== ИСХОДНЫЙ ТЕКСТ ==

На июнь 1932 года пришлось десятилетие со дня кончины Хлебникова. В 1922 году Мандельштам отозвался на смерть поэта так: «В Москве Хлебников, как лесной зверь, мог укрываться от глаз человеческих и незаметно променял жестокие московские ночлеги на зеленую новгородскую могилу» (IL257). [604]В июньском номере «Нового мира» за 1932 год Мандельштам опубликовал стихотворение «Ламарк», в финальной строфе которого образ «зеленой могилы» возникает вновь:
Был старик, застенчивый, как мальчик,
Неуклюжий, робкий патриарх…
Кто за честь природы фехтовальщик?
Ну конечно, пламенный Ламарк.
Если все живое лишь помарка
За короткий выморочный день,
На подвижной лестнице Ламарка
Я займу последнюю ступень.
К кольчецам спущусь и к усоногим,
Прошуршав средь ящериц и змей,
По упругим сходням, по излогам
Сокращусь, исчезну, как Протей.
Роговую мантию надену,
От горячей крови откажусь,
Обрасту присосками и в пену
Океана завитком вопьюсь.
Мы прошли разряды насекомых
С наливными рюмочками глаз.
Он сказал: природа вся в разломах,
Зренья нет – ты зришь в последний раз.
Он сказал: довольно полнозвучья,
Ты напрасно Моцарта любил,
Наступает глухота паучья,
Здесь провал сильнее наших сил.
И от нас природа отступила
Так, как будто мы ей не нужны,
И продольный мозг она вложила,
Словно шпагу, в темные ножны.

== НАБОР МАТЕРИАЛОВ ==
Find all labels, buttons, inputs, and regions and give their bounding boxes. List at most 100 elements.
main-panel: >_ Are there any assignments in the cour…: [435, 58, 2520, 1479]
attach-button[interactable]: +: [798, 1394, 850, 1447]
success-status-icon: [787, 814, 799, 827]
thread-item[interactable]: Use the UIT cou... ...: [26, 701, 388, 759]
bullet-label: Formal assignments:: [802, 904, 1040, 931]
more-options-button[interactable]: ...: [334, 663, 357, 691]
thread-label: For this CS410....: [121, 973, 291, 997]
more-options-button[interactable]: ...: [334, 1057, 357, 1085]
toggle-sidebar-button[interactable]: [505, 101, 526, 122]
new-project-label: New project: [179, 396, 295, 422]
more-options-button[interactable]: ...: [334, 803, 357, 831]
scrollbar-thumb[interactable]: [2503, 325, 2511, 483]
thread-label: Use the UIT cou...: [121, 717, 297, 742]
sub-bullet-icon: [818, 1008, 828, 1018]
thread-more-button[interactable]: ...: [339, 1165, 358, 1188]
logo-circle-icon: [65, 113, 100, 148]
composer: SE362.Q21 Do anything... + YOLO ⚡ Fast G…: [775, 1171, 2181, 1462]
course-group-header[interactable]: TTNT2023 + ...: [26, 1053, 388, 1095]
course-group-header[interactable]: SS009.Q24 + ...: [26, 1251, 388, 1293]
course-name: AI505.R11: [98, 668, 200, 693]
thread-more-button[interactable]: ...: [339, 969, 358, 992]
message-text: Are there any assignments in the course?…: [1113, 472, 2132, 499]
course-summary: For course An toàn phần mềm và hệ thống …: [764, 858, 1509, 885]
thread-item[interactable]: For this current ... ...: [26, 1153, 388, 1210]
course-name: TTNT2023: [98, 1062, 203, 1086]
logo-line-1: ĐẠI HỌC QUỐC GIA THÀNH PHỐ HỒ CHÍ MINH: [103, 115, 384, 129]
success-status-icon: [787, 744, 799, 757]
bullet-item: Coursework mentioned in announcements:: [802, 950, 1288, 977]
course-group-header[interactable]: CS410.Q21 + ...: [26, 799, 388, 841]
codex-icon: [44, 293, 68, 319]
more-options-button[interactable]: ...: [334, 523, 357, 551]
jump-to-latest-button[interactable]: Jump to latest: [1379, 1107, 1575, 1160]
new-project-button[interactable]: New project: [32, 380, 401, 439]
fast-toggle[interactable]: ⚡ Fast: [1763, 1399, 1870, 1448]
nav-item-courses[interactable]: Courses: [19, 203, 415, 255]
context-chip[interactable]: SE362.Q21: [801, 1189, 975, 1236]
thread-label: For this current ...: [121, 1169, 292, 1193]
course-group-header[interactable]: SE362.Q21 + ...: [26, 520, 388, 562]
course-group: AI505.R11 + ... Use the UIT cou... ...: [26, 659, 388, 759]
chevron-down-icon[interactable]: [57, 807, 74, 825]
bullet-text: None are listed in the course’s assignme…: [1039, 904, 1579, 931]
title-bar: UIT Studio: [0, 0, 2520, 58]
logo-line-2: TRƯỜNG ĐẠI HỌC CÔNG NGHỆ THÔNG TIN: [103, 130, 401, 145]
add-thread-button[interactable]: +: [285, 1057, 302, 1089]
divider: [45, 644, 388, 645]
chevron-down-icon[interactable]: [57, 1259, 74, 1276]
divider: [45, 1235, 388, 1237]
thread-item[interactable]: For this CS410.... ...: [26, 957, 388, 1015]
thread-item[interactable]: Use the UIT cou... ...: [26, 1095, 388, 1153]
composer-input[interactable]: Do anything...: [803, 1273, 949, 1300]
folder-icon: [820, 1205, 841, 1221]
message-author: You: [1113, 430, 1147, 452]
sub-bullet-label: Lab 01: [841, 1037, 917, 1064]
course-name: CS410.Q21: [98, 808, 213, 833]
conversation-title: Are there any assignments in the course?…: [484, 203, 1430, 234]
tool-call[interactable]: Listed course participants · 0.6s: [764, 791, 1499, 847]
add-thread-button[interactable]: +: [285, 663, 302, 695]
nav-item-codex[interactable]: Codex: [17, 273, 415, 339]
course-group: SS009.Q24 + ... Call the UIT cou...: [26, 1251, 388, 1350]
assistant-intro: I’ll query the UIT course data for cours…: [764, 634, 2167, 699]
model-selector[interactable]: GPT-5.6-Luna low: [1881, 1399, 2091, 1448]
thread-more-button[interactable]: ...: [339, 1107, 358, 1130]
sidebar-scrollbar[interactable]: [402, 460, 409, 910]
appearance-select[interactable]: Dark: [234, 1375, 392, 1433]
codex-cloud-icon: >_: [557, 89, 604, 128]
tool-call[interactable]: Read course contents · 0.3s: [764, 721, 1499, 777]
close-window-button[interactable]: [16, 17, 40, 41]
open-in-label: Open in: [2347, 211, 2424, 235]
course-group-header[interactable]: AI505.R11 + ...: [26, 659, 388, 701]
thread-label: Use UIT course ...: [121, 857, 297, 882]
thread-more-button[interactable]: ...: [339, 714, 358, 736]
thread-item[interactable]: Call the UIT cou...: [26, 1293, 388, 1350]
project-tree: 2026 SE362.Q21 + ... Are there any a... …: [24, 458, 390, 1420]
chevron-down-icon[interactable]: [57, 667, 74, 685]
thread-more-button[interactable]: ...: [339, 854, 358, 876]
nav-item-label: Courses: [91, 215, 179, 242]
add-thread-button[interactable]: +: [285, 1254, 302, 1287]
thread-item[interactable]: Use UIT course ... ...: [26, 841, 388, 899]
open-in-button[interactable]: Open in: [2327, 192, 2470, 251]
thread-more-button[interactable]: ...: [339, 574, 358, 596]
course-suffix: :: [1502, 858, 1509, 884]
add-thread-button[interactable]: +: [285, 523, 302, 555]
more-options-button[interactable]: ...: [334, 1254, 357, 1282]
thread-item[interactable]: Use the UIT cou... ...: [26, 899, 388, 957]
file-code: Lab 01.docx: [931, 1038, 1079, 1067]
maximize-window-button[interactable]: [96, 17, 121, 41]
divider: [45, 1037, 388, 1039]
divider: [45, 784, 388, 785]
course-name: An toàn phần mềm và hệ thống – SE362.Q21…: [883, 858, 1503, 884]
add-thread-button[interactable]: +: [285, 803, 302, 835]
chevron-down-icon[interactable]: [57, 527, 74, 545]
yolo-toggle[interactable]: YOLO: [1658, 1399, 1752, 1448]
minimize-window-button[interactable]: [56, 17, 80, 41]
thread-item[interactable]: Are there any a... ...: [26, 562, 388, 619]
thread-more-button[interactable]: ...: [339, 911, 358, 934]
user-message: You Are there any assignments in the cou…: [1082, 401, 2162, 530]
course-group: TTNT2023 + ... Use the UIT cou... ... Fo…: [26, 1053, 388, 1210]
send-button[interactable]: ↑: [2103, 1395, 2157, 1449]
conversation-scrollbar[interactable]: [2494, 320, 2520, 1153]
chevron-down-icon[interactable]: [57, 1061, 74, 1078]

== ЗАДАНИЕ ==
В каком журнале и в каком номере 1932 года, согласно тексту о Мандельштаме и Хлебникове, было опубликовано стихотворение «Ламарк»? Материалы получены из другого источника.

== ПОЛЕ ОТВЕТА ==
В июньском номере журнала «Новый мир» за 1932 год.